▼

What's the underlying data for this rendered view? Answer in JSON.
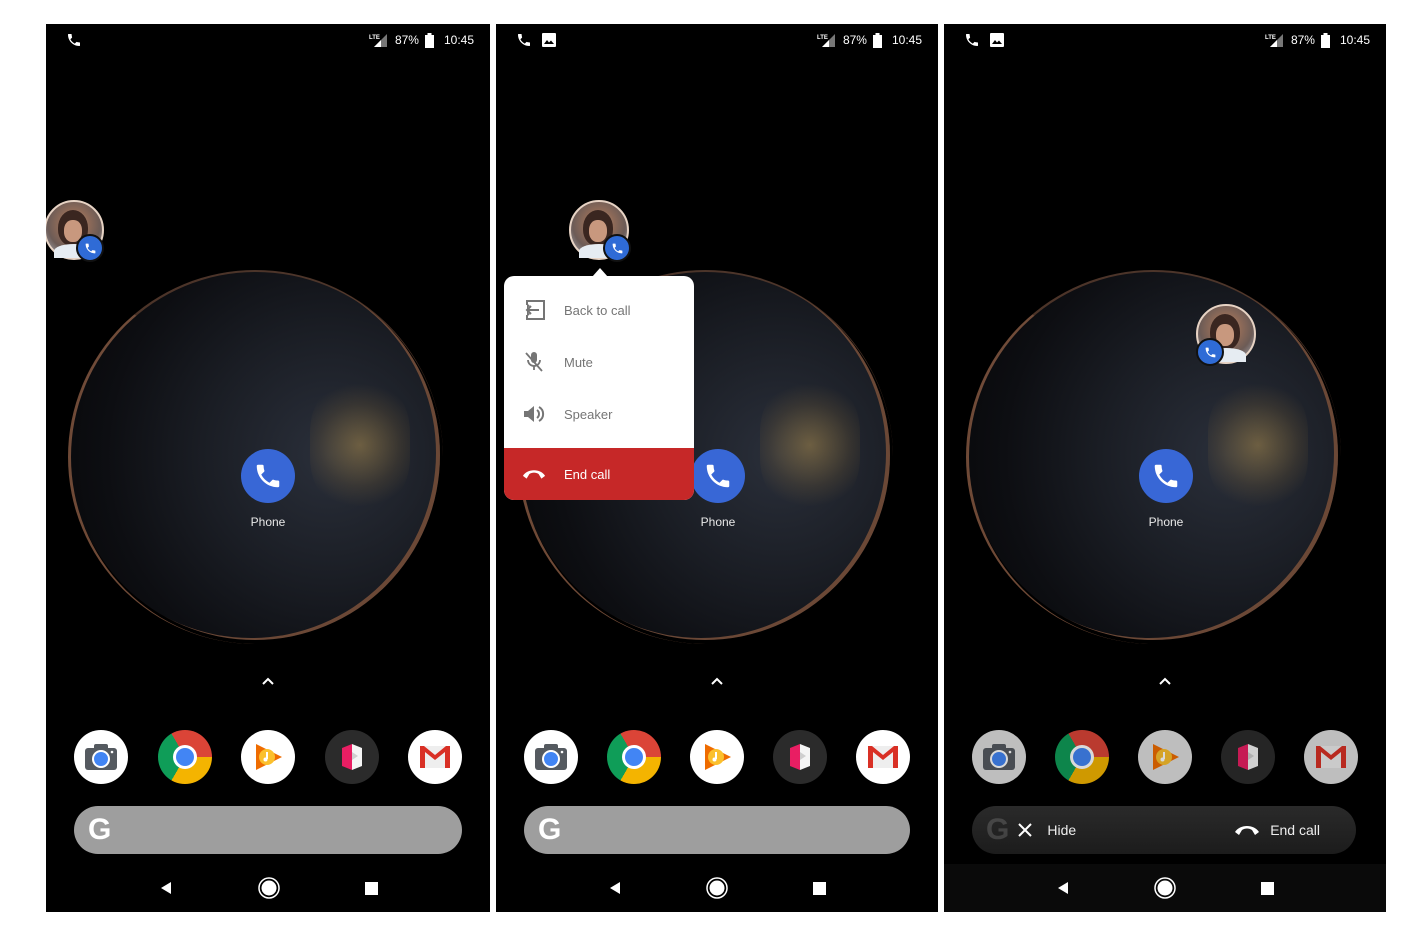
{
  "panels": [
    {
      "id": "before-tap",
      "status_bar": {
        "left_icons": [
          "phone-call-icon"
        ],
        "network": "LTE",
        "battery": "87%",
        "time": "10:45"
      },
      "home_app": {
        "label": "Phone"
      },
      "dock": [
        "Camera",
        "Chrome",
        "Play Music",
        "Kiosk",
        "Gmail"
      ],
      "search_bar": {
        "logo": "G"
      }
    },
    {
      "id": "bubble-menu-open",
      "status_bar": {
        "left_icons": [
          "phone-call-icon",
          "image-icon"
        ],
        "network": "LTE",
        "battery": "87%",
        "time": "10:45"
      },
      "home_app": {
        "label": "Phone"
      },
      "bubble_menu": {
        "items": [
          {
            "label": "Back to call",
            "icon": "back-to-call-icon"
          },
          {
            "label": "Mute",
            "icon": "mic-off-icon"
          },
          {
            "label": "Speaker",
            "icon": "speaker-icon"
          }
        ],
        "end_call": {
          "label": "End call",
          "icon": "end-call-icon",
          "color": "#c62828"
        }
      },
      "dock": [
        "Camera",
        "Chrome",
        "Play Music",
        "Kiosk",
        "Gmail"
      ],
      "search_bar": {
        "logo": "G"
      }
    },
    {
      "id": "bubble-dragging",
      "status_bar": {
        "left_icons": [
          "phone-call-icon",
          "image-icon"
        ],
        "network": "LTE",
        "battery": "87%",
        "time": "10:45"
      },
      "home_app": {
        "label": "Phone"
      },
      "dock": [
        "Camera",
        "Chrome",
        "Play Music",
        "Kiosk",
        "Gmail"
      ],
      "call_bar": {
        "hide_label": "Hide",
        "end_call_label": "End call",
        "logo": "G"
      }
    }
  ],
  "colors": {
    "phone_blue": "#3867d6",
    "badge_blue": "#2f6bd6",
    "end_call_red": "#c62828",
    "search_gray": "#9e9e9e"
  }
}
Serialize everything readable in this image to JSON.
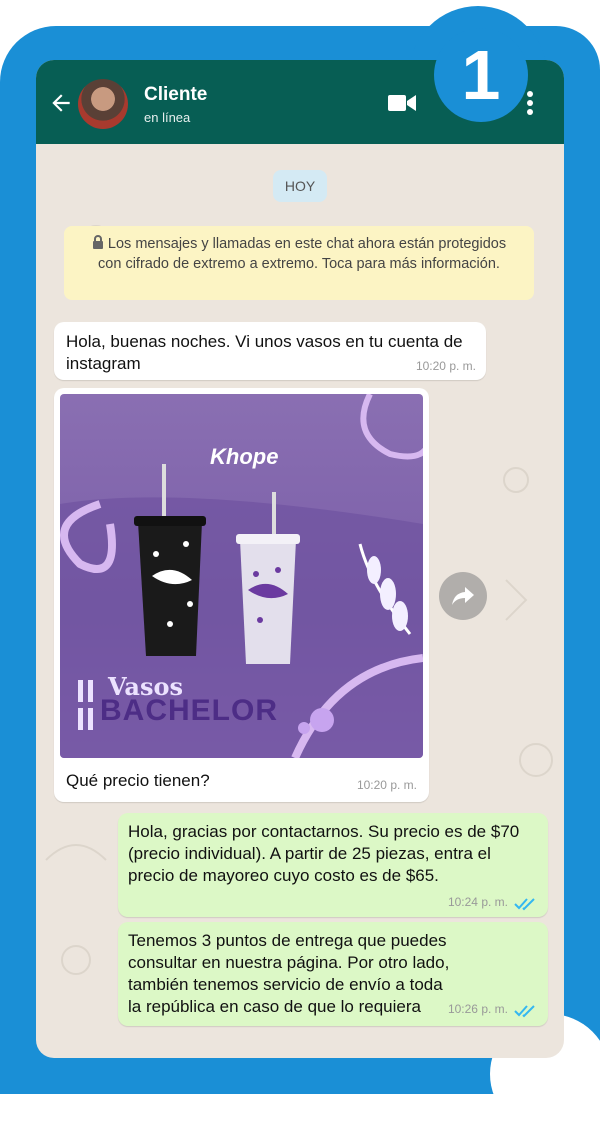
{
  "step_number": "1",
  "header": {
    "contact_name": "Cliente",
    "status": "en línea"
  },
  "chat": {
    "date_chip": "HOY",
    "encryption_notice": "Los mensajes y llamadas en este chat ahora están protegidos con cifrado de extremo a extremo. Toca para más información.",
    "messages": [
      {
        "direction": "in",
        "text": "Hola, buenas noches. Vi unos vasos en tu cuenta de instagram",
        "time": "10:20 p. m."
      },
      {
        "direction": "in",
        "type": "image",
        "caption": "Qué precio tienen?",
        "time": "10:20 p. m.",
        "image": {
          "brand": "Khope",
          "line1": "Vasos",
          "line2": "BACHELOR"
        }
      },
      {
        "direction": "out",
        "text": "Hola, gracias por contactarnos. Su precio es de $70 (precio individual). A partir de 25 piezas, entra el precio de mayoreo cuyo costo es de $65.",
        "time": "10:24 p. m.",
        "status": "read"
      },
      {
        "direction": "out",
        "text": "Tenemos 3 puntos de entrega que puedes consultar en nuestra página. Por otro lado, también tenemos servicio de envío a toda la república en caso de que lo requiera",
        "time": "10:26 p. m.",
        "status": "read"
      }
    ]
  },
  "colors": {
    "frame": "#1a8fd6",
    "header": "#075e54",
    "outgoing_bubble": "#dcf8c6",
    "incoming_bubble": "#ffffff",
    "read_ticks": "#34b7f1",
    "notice": "#fcf4c4"
  },
  "icons": [
    "back-arrow-icon",
    "video-call-icon",
    "more-vert-icon",
    "lock-icon",
    "forward-icon",
    "double-check-icon"
  ]
}
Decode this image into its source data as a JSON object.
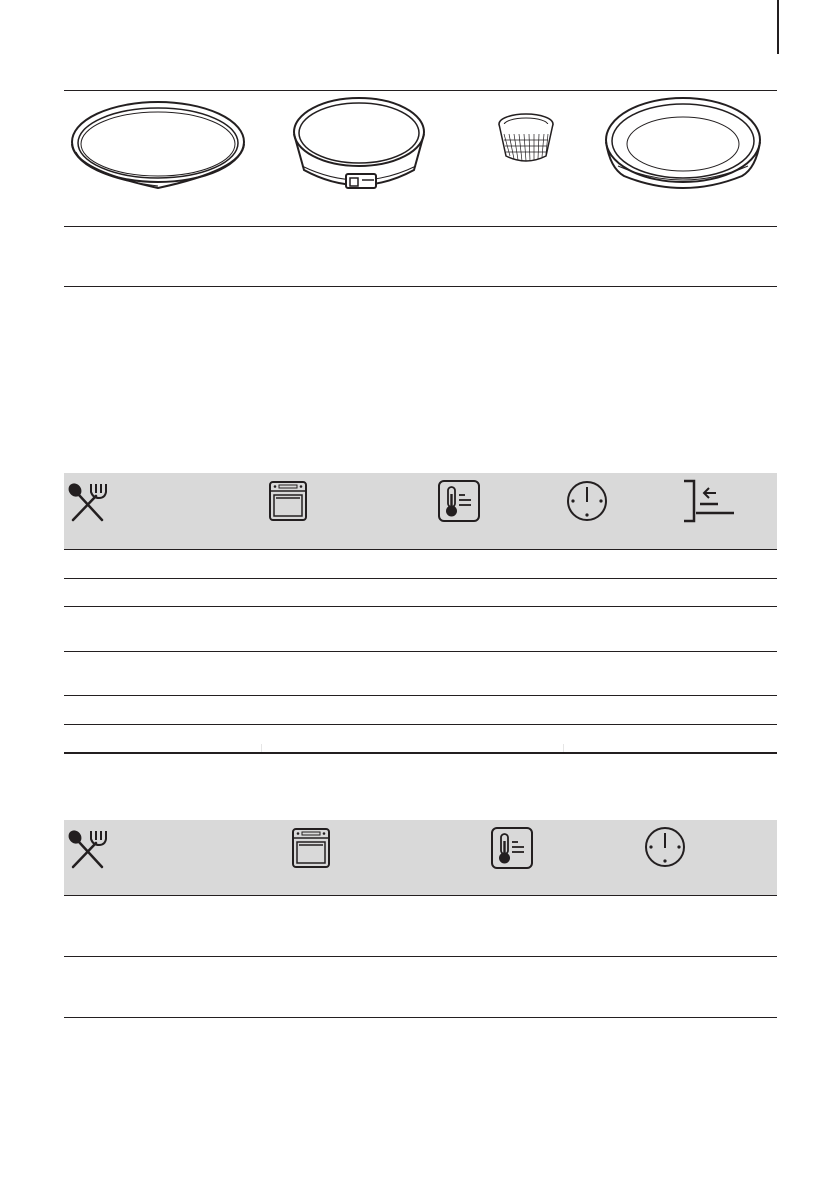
{
  "page": {
    "margin_marker": "margin-bar"
  },
  "bakeware": {
    "items": [
      {
        "name": "shallow-round-tin-icon"
      },
      {
        "name": "springform-tin-icon"
      },
      {
        "name": "ramekin-icon"
      },
      {
        "name": "deep-round-dish-icon"
      }
    ]
  },
  "table_1": {
    "header_icons": [
      "cutlery-icon",
      "oven-icon",
      "thermometer-icon",
      "clock-icon",
      "shelf-level-icon"
    ],
    "rows": 6
  },
  "table_2": {
    "header_icons": [
      "cutlery-icon",
      "oven-icon",
      "thermometer-icon",
      "clock-icon"
    ],
    "rows": 2
  },
  "colors": {
    "line": "#231f20",
    "header_bg": "#d9d9d9",
    "icon_stroke": "#231f20"
  }
}
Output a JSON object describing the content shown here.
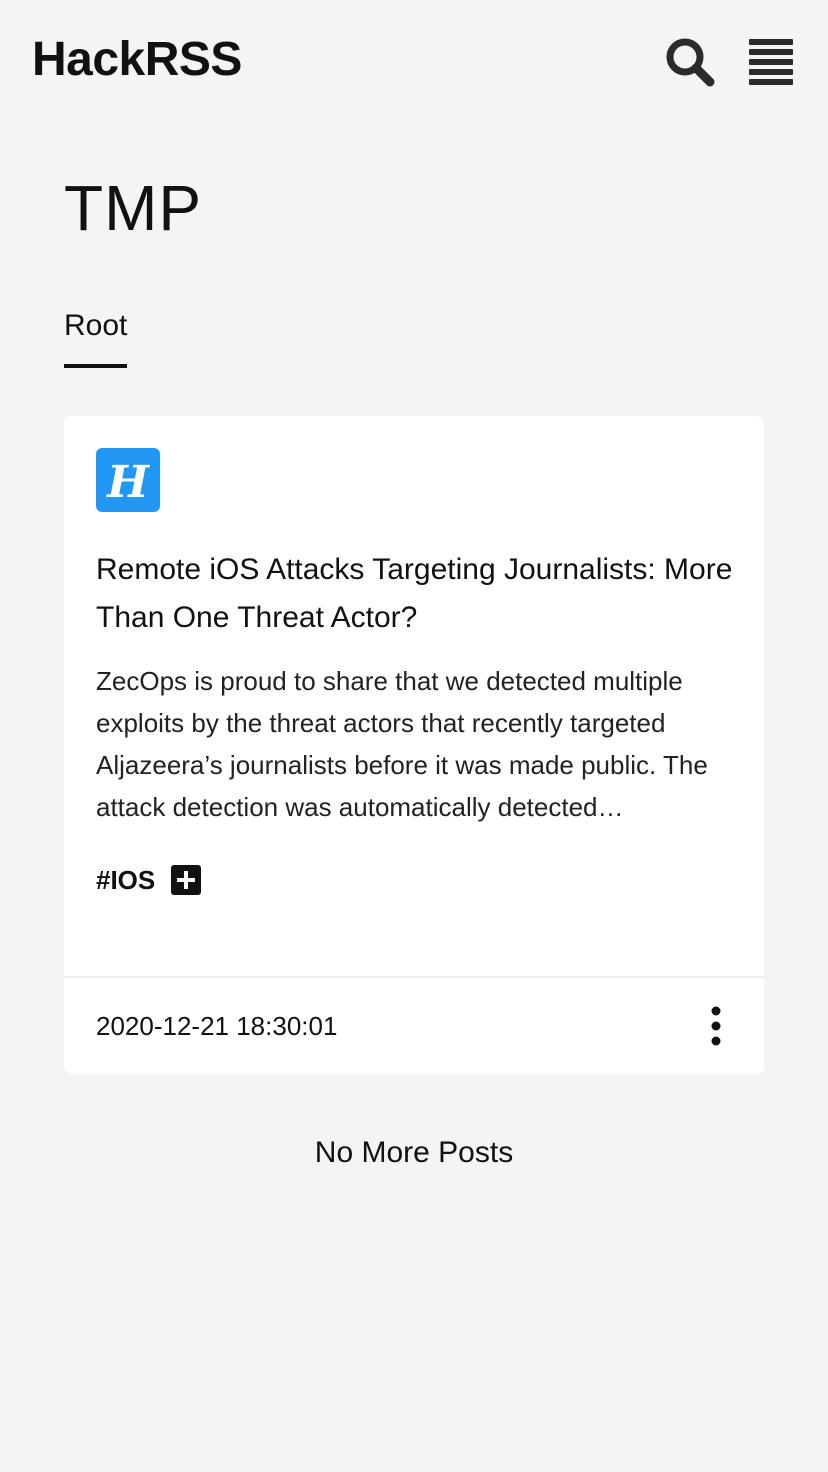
{
  "header": {
    "brand": "HackRSS",
    "search_icon": "search-icon",
    "menu_icon": "menu-icon"
  },
  "page": {
    "title": "TMP",
    "tabs": [
      {
        "label": "Root",
        "active": true
      }
    ]
  },
  "posts": [
    {
      "feed_logo_icon": "hackernews-h-logo",
      "feed_logo_color": "#2196f3",
      "title": "Remote iOS Attacks Targeting Journalists: More Than One Threat Actor?",
      "summary": "ZecOps is proud to share that we detected multiple exploits by the threat actors that recently targeted Aljazeera’s journalists before it was made public. The attack detection was automatically detected…",
      "tags": [
        "#IOS"
      ],
      "add_tag_icon": "plus-square-icon",
      "timestamp": "2020-12-21 18:30:01",
      "more_icon": "more-vertical-icon"
    }
  ],
  "footer": {
    "status": "No More Posts"
  }
}
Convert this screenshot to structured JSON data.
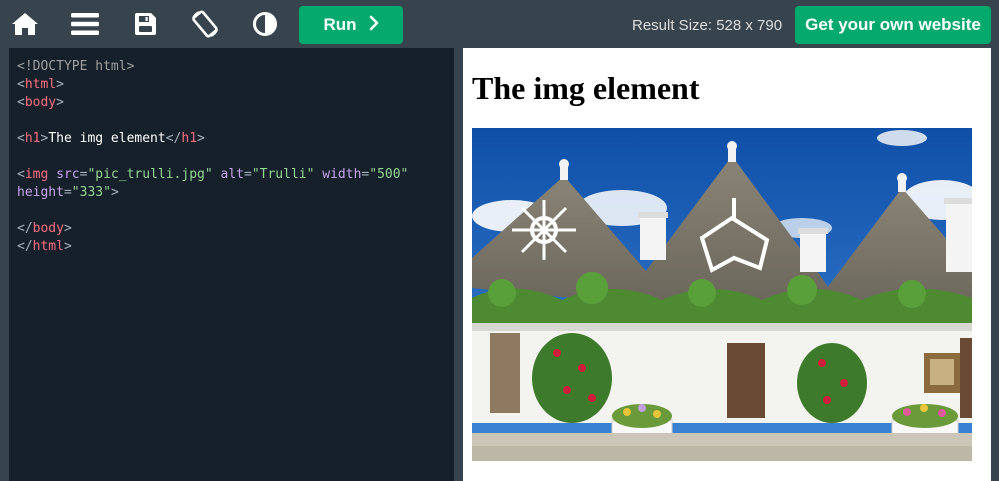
{
  "toolbar": {
    "icons": [
      "home-icon",
      "menu-icon",
      "save-icon",
      "rotate-icon",
      "contrast-icon"
    ],
    "run_label": "Run",
    "result_size": "Result Size: 528 x 790",
    "get_site_label": "Get your own website"
  },
  "colors": {
    "accent": "#04aa6d",
    "toolbar_bg": "#38444d",
    "editor_bg": "#16202a"
  },
  "editor": {
    "lines": [
      "<!DOCTYPE html>",
      "<html>",
      "<body>",
      "",
      "<h1>The img element</h1>",
      "",
      "<img src=\"pic_trulli.jpg\" alt=\"Trulli\" width=\"500\"",
      "height=\"333\">",
      "",
      "</body>",
      "</html>"
    ],
    "tokens": {
      "doctype": "<!DOCTYPE html>",
      "html_open": "html",
      "body_open": "body",
      "h1_tag": "h1",
      "h1_text": "The img element",
      "img_tag": "img",
      "src_attr": "src",
      "src_val": "\"pic_trulli.jpg\"",
      "alt_attr": "alt",
      "alt_val": "\"Trulli\"",
      "width_attr": "width",
      "width_val": "\"500\"",
      "height_attr": "height",
      "height_val": "\"333\"",
      "body_close": "body",
      "html_close": "html"
    }
  },
  "result": {
    "heading": "The img element",
    "image_alt": "Trulli"
  }
}
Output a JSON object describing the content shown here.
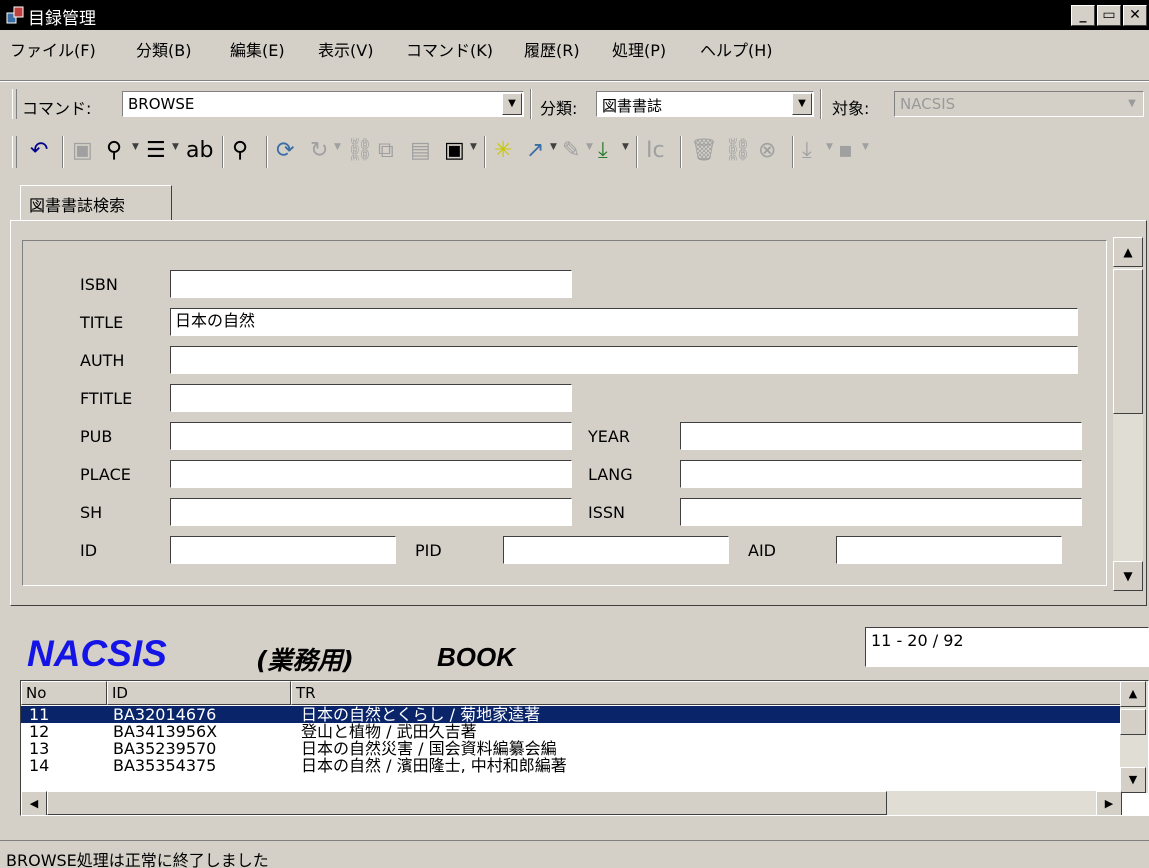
{
  "window": {
    "title": "目録管理"
  },
  "menu": [
    "ファイル(F)",
    "分類(B)",
    "編集(E)",
    "表示(V)",
    "コマンド(K)",
    "履歴(R)",
    "処理(P)",
    "ヘルプ(H)"
  ],
  "command_bar": {
    "command_label": "コマンド:",
    "command_value": "BROWSE",
    "category_label": "分類:",
    "category_value": "図書書誌",
    "target_label": "対象:",
    "target_value": "NACSIS"
  },
  "tab": {
    "label": "図書書誌検索"
  },
  "form": {
    "isbn_label": "ISBN",
    "isbn_value": "",
    "title_label": "TITLE",
    "title_value": "日本の自然",
    "auth_label": "AUTH",
    "auth_value": "",
    "ftitle_label": "FTITLE",
    "ftitle_value": "",
    "pub_label": "PUB",
    "pub_value": "",
    "year_label": "YEAR",
    "year_value": "",
    "place_label": "PLACE",
    "place_value": "",
    "lang_label": "LANG",
    "lang_value": "",
    "sh_label": "SH",
    "sh_value": "",
    "issn_label": "ISSN",
    "issn_value": "",
    "id_label": "ID",
    "id_value": "",
    "pid_label": "PID",
    "pid_value": "",
    "aid_label": "AID",
    "aid_value": ""
  },
  "results": {
    "logo": "NACSIS",
    "subtitle": "(業務用)",
    "book_label": "BOOK",
    "range": "11 - 20 / 92",
    "columns": [
      "No",
      "ID",
      "TR"
    ],
    "rows": [
      {
        "no": "11",
        "id": "BA32014676",
        "tr": "日本の自然とくらし / 菊地家逵著"
      },
      {
        "no": "12",
        "id": "BA3413956X",
        "tr": "登山と植物 / 武田久吉著"
      },
      {
        "no": "13",
        "id": "BA35239570",
        "tr": "日本の自然災害 / 国会資料編纂会編"
      },
      {
        "no": "14",
        "id": "BA35354375",
        "tr": "日本の自然 / 濱田隆士, 中村和郎編著"
      }
    ]
  },
  "status": {
    "message": "BROWSE処理は正常に終了しました"
  }
}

▲

= The exercise =
Which lines above contain the word "data"? Copy each of them.

= Worked answer =
What's the underlying data for this rendered view? Answer in JSON.
Decode this image into its source data as a JSON object.
Convert this screenshot to structured JSON data.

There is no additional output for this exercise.